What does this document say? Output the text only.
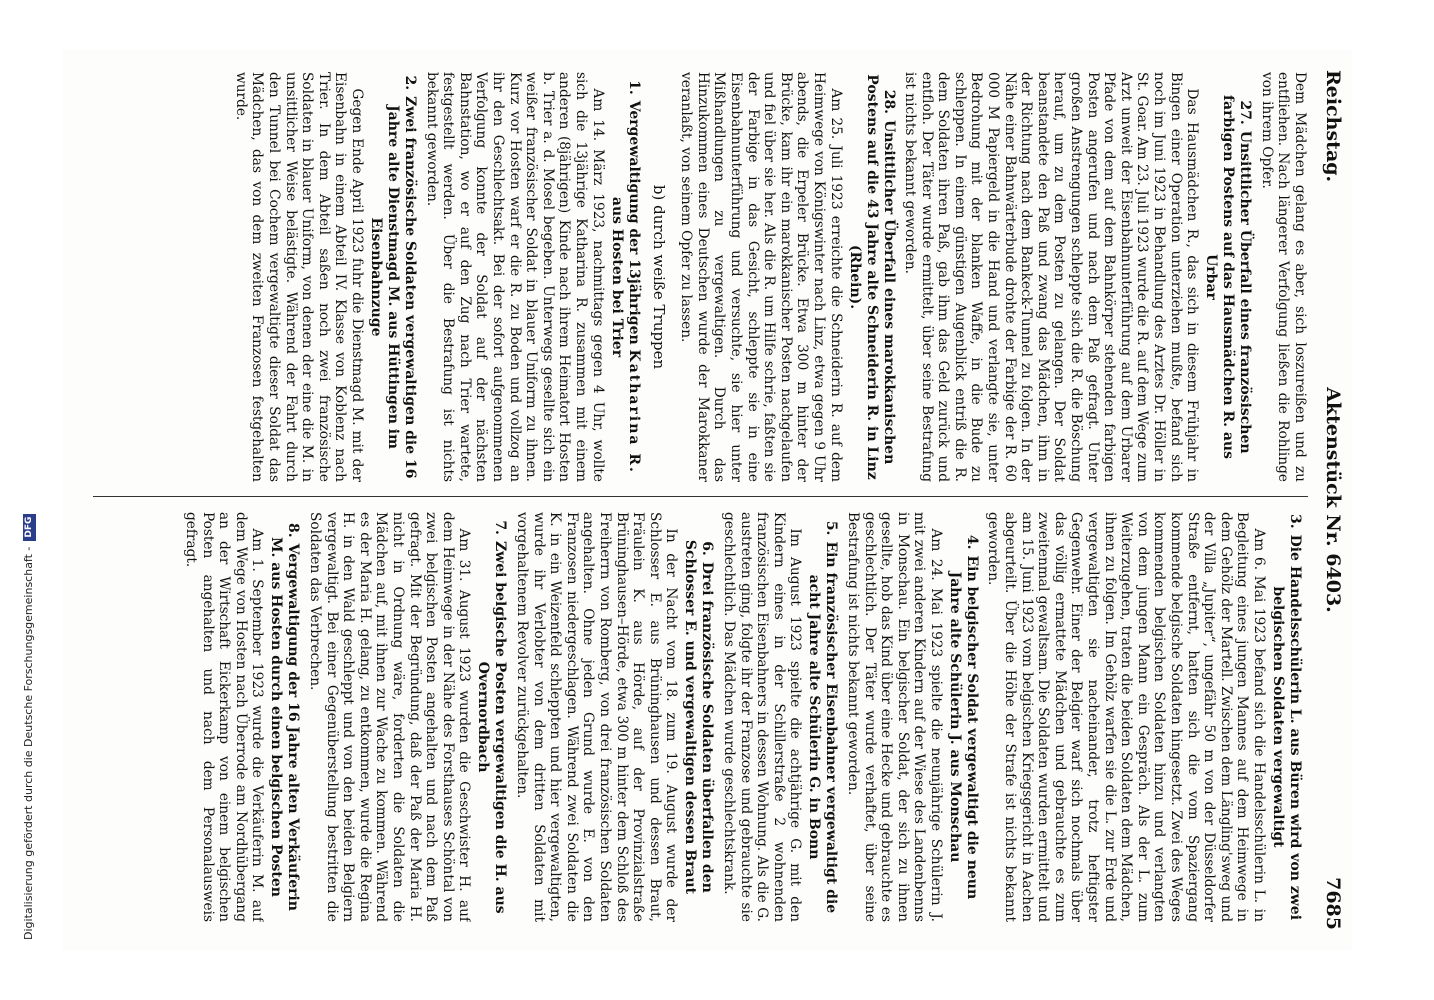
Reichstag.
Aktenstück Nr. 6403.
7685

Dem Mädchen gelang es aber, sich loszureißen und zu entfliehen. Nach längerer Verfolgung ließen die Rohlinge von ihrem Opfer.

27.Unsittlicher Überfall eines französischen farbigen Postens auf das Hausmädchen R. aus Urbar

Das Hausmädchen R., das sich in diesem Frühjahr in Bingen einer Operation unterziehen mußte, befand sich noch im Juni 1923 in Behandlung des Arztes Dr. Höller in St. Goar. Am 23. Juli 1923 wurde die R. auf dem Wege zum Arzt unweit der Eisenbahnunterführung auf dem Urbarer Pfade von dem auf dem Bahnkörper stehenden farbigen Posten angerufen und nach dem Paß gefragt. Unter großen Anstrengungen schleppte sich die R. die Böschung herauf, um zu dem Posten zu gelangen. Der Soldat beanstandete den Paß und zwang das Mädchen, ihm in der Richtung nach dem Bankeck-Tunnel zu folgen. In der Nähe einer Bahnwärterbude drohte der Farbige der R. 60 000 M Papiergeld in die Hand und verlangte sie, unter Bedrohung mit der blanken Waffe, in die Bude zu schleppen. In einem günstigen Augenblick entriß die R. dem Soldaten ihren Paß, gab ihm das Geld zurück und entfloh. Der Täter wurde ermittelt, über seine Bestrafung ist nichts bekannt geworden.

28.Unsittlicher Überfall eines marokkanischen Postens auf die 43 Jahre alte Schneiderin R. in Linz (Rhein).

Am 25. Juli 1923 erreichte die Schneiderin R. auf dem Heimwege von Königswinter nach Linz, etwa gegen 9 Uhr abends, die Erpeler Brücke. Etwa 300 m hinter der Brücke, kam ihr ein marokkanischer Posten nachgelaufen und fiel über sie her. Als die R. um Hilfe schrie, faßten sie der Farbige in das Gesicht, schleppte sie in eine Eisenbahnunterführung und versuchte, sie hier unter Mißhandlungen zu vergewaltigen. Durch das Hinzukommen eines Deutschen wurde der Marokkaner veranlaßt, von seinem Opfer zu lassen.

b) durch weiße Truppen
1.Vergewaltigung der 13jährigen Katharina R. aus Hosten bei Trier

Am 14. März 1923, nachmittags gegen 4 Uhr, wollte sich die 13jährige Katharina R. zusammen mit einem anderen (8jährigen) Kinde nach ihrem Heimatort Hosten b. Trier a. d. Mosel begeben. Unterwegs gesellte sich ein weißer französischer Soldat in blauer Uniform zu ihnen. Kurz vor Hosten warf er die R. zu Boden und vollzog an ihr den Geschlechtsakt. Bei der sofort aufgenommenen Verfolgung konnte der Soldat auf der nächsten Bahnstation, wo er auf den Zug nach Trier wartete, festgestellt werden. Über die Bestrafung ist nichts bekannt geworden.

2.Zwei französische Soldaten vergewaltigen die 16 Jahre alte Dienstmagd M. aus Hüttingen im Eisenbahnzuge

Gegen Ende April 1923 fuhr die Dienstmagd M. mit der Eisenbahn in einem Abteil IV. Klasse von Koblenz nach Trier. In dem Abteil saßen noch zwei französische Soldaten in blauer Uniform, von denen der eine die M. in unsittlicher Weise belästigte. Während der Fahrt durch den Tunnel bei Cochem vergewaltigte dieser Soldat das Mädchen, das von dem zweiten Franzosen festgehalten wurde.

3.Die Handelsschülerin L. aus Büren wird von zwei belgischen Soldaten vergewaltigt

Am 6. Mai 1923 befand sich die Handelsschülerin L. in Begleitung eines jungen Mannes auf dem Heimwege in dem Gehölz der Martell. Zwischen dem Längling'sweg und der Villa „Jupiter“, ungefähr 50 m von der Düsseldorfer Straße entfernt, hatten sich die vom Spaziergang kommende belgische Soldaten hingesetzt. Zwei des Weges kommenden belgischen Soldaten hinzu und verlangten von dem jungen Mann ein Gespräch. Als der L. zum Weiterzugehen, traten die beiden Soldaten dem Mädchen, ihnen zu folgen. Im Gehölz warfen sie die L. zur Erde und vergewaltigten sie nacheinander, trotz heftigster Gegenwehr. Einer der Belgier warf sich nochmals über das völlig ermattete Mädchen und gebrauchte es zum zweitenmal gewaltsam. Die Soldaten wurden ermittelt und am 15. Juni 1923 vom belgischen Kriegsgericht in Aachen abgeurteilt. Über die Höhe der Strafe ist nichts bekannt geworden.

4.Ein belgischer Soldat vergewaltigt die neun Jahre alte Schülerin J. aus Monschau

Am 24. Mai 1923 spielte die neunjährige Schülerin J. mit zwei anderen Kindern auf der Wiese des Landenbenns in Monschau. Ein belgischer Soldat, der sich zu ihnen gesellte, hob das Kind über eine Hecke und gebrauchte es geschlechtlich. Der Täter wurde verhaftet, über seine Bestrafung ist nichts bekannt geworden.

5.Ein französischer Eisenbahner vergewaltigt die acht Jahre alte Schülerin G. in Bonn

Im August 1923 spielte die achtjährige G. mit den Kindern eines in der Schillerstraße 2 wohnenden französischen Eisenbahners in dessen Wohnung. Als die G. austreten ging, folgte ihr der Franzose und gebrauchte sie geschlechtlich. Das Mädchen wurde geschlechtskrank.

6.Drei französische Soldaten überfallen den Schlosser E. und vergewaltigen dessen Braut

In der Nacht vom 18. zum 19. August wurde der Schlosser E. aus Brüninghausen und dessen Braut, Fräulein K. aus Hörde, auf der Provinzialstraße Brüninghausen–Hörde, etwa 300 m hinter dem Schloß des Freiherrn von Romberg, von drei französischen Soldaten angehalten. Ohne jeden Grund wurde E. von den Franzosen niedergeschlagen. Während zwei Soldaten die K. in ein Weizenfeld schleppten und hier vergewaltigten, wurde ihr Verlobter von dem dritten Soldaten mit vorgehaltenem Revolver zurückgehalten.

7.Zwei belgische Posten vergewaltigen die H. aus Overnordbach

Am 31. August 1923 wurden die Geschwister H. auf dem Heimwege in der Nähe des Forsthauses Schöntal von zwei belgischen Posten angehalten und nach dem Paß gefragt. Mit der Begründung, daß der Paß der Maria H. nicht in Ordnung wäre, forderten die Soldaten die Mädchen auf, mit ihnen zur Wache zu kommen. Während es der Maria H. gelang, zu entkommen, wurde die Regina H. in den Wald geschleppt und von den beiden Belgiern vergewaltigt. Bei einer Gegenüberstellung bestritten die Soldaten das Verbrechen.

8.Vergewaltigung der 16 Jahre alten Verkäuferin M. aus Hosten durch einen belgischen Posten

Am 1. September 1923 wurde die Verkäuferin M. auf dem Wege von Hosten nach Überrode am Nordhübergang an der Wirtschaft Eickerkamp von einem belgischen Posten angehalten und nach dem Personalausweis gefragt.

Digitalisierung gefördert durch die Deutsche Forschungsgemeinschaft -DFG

--

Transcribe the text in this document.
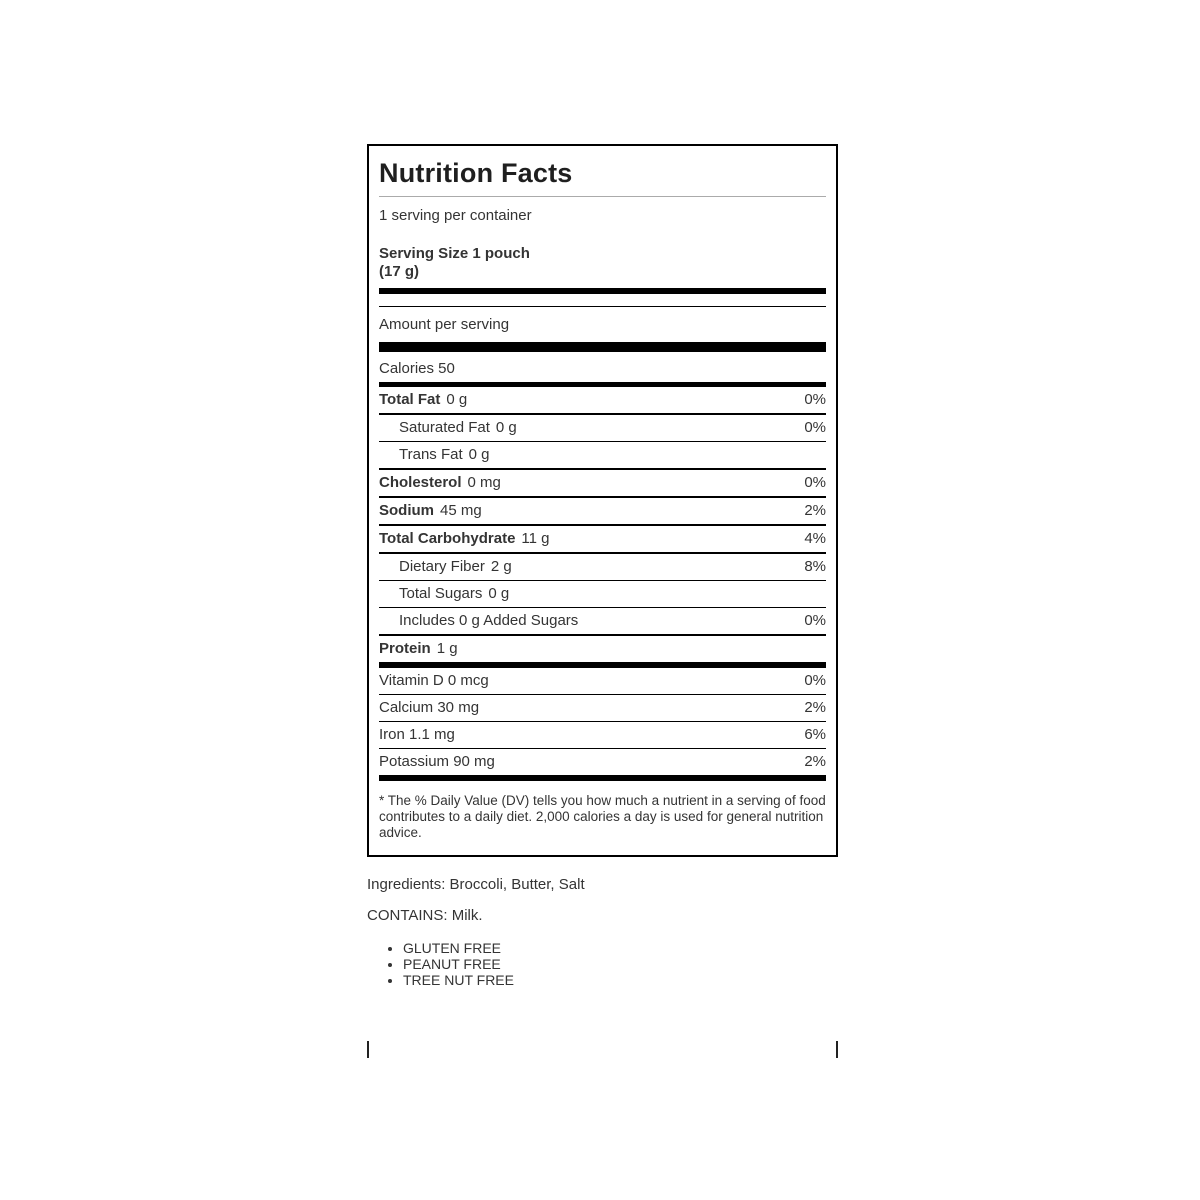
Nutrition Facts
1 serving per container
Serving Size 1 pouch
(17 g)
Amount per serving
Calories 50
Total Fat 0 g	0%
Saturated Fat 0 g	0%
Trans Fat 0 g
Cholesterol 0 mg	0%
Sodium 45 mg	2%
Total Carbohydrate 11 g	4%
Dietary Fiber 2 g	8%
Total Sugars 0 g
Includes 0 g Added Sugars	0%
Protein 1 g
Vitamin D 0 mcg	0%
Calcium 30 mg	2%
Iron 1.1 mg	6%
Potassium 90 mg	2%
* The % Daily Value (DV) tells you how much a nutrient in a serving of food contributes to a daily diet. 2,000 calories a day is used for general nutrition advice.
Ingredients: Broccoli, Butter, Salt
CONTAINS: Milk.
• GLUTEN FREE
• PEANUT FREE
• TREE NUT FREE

* * *

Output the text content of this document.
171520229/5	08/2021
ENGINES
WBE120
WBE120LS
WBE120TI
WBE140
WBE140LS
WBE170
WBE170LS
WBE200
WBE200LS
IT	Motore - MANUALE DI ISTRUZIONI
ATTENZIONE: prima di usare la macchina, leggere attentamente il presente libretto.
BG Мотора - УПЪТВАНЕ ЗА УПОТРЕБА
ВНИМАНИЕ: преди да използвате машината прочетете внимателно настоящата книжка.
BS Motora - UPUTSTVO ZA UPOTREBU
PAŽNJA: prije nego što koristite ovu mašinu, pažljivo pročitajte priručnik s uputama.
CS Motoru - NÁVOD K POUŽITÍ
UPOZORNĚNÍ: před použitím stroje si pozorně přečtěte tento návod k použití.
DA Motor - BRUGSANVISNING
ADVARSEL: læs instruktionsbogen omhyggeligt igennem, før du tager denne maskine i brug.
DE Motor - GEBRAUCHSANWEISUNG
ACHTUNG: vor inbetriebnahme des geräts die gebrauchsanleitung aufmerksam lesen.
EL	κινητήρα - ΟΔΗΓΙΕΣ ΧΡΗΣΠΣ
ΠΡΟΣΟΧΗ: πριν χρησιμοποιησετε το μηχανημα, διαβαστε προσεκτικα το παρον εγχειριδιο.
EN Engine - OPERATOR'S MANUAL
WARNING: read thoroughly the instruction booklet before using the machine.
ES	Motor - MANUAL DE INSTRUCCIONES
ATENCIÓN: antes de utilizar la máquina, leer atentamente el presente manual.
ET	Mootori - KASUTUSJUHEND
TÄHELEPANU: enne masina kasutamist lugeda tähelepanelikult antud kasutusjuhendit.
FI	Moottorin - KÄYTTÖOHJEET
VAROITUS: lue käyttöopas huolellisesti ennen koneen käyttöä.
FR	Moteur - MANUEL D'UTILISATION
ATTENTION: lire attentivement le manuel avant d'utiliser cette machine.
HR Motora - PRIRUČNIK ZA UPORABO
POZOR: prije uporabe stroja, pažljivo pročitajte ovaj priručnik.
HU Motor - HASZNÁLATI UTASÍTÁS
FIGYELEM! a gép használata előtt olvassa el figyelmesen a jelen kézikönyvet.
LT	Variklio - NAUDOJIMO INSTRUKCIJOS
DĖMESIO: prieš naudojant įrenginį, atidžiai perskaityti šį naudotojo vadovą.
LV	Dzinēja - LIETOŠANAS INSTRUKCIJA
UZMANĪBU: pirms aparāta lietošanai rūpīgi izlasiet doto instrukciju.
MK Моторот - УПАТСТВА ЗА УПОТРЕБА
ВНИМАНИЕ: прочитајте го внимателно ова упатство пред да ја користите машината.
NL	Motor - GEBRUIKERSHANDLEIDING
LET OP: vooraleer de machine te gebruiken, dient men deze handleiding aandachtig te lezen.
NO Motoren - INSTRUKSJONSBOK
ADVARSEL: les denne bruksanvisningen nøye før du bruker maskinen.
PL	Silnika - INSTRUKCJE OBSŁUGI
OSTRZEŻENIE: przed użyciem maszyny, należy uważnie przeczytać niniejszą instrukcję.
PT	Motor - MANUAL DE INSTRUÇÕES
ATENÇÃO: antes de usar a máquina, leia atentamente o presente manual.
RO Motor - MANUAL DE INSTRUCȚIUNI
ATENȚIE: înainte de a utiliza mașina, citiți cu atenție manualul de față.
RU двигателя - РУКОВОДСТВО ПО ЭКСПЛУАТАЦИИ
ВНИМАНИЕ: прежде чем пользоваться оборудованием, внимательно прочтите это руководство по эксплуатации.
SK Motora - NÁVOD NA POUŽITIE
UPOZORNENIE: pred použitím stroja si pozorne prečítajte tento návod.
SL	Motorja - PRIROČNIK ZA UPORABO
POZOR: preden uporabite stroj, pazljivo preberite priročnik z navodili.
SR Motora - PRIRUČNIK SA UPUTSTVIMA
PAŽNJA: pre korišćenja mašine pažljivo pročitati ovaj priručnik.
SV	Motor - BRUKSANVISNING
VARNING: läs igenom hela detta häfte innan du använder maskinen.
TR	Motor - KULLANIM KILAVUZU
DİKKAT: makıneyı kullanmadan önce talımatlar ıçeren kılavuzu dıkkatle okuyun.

TASK REQUIREMENTS
Show, from the listing above, every line holding the word "Schneiderin".

SOLUTION
28.Unsittlicher Überfall eines marokkanischen Postens auf die 43 Jahre alte Schneiderin R. in Linz (Rhein).
Am 25. Juli 1923 erreichte die Schneiderin R. auf dem Heimwege von Königswinter nach Linz, etwa gegen 9 Uhr abends, die Erpeler Brücke. Etwa 300 m hinter der Brücke, kam ihr ein marokkanischer Posten nachgelaufen und fiel über sie her. Als die R. um Hilfe schrie, faßten sie der Farbige in das Gesicht, schleppte sie in eine Eisenbahnunterführung und versuchte, sie hier unter Mißhandlungen zu vergewaltigen. Durch das Hinzukommen eines Deutschen wurde der Marokkaner veranlaßt, von seinem Opfer zu lassen.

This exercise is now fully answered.